Первые признаки болезни стали заметны в середине 1921 года: у Ленина появились головокружения, обмороки, его мучили бессонница и головные боли. Недуг объяснили обычным переутомлением. Но болезнь наступала: обмороки участились, начались припадки в виде внезапных параличей, потери речи, памяти. Последнее публичное выступление Ленина состоялось 20 ноября 1922 года на пленуме Моссовета. 16 декабря 1922 года состояние его здоровья резко ухудшилось, а 15 мая 1923 года из-за болезни он переехал в подмосковное имение Горки.
Коллеги и близкие отмечали, что изменился и характер Владимира Ильича: он стал капризным, часто впадал в ярость. Три врача-невролога вели дневник. Они надиктовывали текст машинисткам, которые не имели медицинского образования. Этим объясняются некоторые ошибки.
Вот, например, запись от 30 мая 1922 года: «Приезжал Сталин. Беседа о suicidium». Вероятнее всего, термин «суицид» на латыни врач вписал своей рукой.
Цитата из дневника: «30 мая 1922 года. Пациент не может сказать ни одной фразы целиком, не хватает слов, постоянно зевает. Хотел идти умыться в уборную, не знает, как пользоваться зубной щёткой – сначала взял щётку щетиной в руки и с недоумением смотрел и не знал, как быть.
Когда сестра взяла щётку, окунула в порошок, вложила ручкой в руку и поднесла руку ко рту, тогда начал чистить зубы, как следует. Приезжал Сталин, беседа о suicidium…
При исследовании периметра не мог выполнить того, что от него требовали, не мог фиксировать взгляд в зеркале, давал сбивчивые показания».
Крамер был врачом мирового уровня, специалистом по топической диагностике. По материалу видно, что он понял: это не его случай, пациента очень маловероятно вылечить. Наблюдал он Ленина недолго – май, июнь и июль 1923 года. А потом написал: «Прошу меня освободить по состоянию здоровья».
На его место пришёл Виктор Осипов, который являлся в то время заместителем легендарного основоположника отечественной школы неврологии Владимира Бехтерева. К слову, приехали они в первый раз вместе – Осипов и Бехтерев. Записи Осипова короткие, это связано с тем, что он часто уезжал на разные конференции.
«Старик находился… в состоянии большого раздражения… особенно раздражался при появлении Н. К. [Крупской]», – писал партиец Евгений Преображенский в письме Николаю Бухарину после визита в Горки в июле 1923‐го. С 12 марта 1923 года ежедневно публиковались бюллетени о здоровье Ленина. В Москве последний раз Ленин был 18–19 октября 1923 года. В самом начале 1924 года Владимиру Ульянову как будто стало лучше. Последний день его жизни – 21 января – начался обычно: Ильич пил бульон и кофе, много спал. «Но вскоре заклокотало у него в груди… судорога пробегала по телу, я держала его сначала за горячую мокрую руку, потом только смотрела, как кровью окрасился платок», – так описала кончину мужа Надежда Крупская.
....................
§ Что нужно сделать
(1) Перечислите все признаки болезни, которые, согласно тексту о болезни Ленина, появились у Ленина в середине 1921 года.
(2) Ответьте на вопросы по тексту о болезни Ленина.
(a) Где состоялось последнее публичное выступление Ленина?
(b) С какого числа ежедневно публиковались бюллетени о здоровье Ленина?
(c) Чьим заместителем в то время был Виктор Осипов?
(3) Перепишите из текста о болезни Ленина без изменений отрывок от «Крамер был врачом» до «на разные конференции.» включительно.
Записи никак не связаны с текстом.

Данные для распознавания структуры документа
....................
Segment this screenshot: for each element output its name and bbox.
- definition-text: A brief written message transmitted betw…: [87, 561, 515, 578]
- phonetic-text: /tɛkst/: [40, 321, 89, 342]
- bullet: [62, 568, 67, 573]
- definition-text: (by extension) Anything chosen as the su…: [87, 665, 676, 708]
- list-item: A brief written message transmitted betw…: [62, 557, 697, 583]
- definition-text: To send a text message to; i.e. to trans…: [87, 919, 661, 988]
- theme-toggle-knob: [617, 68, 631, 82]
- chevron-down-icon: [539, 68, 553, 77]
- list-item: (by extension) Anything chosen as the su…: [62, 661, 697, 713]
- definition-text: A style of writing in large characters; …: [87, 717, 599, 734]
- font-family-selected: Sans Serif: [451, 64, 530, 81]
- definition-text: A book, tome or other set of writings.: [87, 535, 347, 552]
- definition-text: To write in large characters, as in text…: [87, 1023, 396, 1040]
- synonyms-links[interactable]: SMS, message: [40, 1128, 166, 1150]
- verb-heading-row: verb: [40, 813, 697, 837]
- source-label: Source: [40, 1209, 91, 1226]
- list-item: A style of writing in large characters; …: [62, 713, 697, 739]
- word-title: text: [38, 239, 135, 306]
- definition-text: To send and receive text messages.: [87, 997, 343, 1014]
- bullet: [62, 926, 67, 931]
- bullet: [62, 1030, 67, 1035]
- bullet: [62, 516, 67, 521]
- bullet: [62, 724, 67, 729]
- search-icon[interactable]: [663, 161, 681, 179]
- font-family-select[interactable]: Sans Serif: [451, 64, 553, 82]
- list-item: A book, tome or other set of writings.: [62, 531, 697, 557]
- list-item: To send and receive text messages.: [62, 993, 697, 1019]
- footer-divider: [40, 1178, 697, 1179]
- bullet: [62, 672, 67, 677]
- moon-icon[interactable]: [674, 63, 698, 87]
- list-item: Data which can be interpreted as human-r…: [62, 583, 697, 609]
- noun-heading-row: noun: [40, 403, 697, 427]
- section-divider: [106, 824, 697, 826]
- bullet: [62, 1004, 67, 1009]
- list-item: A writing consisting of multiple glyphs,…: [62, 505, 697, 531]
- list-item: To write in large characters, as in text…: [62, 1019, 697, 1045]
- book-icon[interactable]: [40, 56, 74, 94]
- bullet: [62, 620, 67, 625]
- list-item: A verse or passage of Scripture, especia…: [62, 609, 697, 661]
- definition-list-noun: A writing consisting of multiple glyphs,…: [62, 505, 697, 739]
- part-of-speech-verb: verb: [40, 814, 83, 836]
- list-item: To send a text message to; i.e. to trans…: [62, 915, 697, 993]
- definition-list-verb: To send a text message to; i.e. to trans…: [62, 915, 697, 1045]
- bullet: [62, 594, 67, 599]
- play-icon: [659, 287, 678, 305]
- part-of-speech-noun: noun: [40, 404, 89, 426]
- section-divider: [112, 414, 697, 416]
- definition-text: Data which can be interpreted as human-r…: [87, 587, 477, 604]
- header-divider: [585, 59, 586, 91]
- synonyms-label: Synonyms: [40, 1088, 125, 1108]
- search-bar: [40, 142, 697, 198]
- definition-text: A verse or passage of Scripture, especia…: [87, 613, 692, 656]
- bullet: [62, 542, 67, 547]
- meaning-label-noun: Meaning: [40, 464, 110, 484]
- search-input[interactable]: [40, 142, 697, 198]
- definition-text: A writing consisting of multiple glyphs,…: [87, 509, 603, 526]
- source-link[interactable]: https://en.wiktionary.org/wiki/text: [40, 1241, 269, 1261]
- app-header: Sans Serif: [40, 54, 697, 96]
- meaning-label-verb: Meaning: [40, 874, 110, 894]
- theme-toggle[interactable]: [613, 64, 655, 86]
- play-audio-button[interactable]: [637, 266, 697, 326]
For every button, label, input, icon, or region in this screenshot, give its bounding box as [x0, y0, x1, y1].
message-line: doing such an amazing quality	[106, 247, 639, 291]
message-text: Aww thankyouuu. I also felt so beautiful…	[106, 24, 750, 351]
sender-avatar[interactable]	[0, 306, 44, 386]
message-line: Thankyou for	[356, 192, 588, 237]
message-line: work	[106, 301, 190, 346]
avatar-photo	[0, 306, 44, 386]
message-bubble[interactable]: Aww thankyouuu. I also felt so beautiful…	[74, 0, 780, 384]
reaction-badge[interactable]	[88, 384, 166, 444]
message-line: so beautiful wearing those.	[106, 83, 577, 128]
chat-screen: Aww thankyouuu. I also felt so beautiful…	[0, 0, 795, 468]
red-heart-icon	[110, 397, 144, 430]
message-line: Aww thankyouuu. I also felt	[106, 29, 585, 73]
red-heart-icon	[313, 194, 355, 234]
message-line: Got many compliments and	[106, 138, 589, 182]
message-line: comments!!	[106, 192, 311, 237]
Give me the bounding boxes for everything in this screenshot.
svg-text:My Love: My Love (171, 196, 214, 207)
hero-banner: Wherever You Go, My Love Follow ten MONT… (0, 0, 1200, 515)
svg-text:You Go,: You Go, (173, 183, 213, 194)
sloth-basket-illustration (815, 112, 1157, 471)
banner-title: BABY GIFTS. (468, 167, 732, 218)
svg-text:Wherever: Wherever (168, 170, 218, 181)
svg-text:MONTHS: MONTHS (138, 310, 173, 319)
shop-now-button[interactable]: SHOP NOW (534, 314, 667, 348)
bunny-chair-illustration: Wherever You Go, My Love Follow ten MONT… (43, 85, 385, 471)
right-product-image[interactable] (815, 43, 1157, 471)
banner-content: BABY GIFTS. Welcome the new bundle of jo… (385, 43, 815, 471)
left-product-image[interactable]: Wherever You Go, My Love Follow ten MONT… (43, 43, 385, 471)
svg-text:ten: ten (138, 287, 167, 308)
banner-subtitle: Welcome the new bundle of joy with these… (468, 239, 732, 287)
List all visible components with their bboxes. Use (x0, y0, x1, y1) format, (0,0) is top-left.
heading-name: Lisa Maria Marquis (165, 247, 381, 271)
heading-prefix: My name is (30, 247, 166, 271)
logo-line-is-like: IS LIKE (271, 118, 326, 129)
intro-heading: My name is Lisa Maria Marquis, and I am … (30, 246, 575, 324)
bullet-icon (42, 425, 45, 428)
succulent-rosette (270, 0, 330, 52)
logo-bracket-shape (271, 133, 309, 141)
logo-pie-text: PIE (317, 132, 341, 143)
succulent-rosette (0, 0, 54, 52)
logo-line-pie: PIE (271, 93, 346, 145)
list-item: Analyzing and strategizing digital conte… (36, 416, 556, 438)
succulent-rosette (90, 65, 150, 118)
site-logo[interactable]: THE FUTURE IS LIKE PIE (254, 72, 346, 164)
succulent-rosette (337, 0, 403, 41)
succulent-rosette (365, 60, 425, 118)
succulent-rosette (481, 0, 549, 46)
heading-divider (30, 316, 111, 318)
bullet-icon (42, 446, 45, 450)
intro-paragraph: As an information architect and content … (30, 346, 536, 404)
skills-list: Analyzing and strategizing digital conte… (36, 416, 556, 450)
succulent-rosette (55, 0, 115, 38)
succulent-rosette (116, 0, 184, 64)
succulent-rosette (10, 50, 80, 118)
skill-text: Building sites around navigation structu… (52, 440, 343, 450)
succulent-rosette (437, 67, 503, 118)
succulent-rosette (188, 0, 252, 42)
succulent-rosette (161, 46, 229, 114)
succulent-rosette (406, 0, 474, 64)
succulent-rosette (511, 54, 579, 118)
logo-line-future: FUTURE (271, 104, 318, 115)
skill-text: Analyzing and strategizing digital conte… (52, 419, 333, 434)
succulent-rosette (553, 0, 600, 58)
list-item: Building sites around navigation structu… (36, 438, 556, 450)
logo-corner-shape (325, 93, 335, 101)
....................
§ Ответы к упражнению
(1) Головокружения, обмороки, бессонница, головные боли.

(2)
(a) На пленуме Моссовета 20 ноября 1922 года.
(b) С 12 марта 1923 года.
(c) Владимира Бехтерева.

(3)
Крамер был врачом мирового уровня, специалистом по топической диагностике. По материалу видно, что он понял: это не его случай, пациента очень маловероятно вылечить. Наблюдал он Ленина недолго – май, июнь и июль 1923 года. А потом написал: «Прошу меня освободить по состоянию здоровья».
На его место пришёл Виктор Осипов, который являлся в то время заместителем легендарного основоположника отечественной школы неврологии Владимира Бехтерева. К слову, приехали они в первый раз вместе – Осипов и Бехтерев. Записи Осипова короткие, это связано с тем, что он часто уезжал на разные конференции.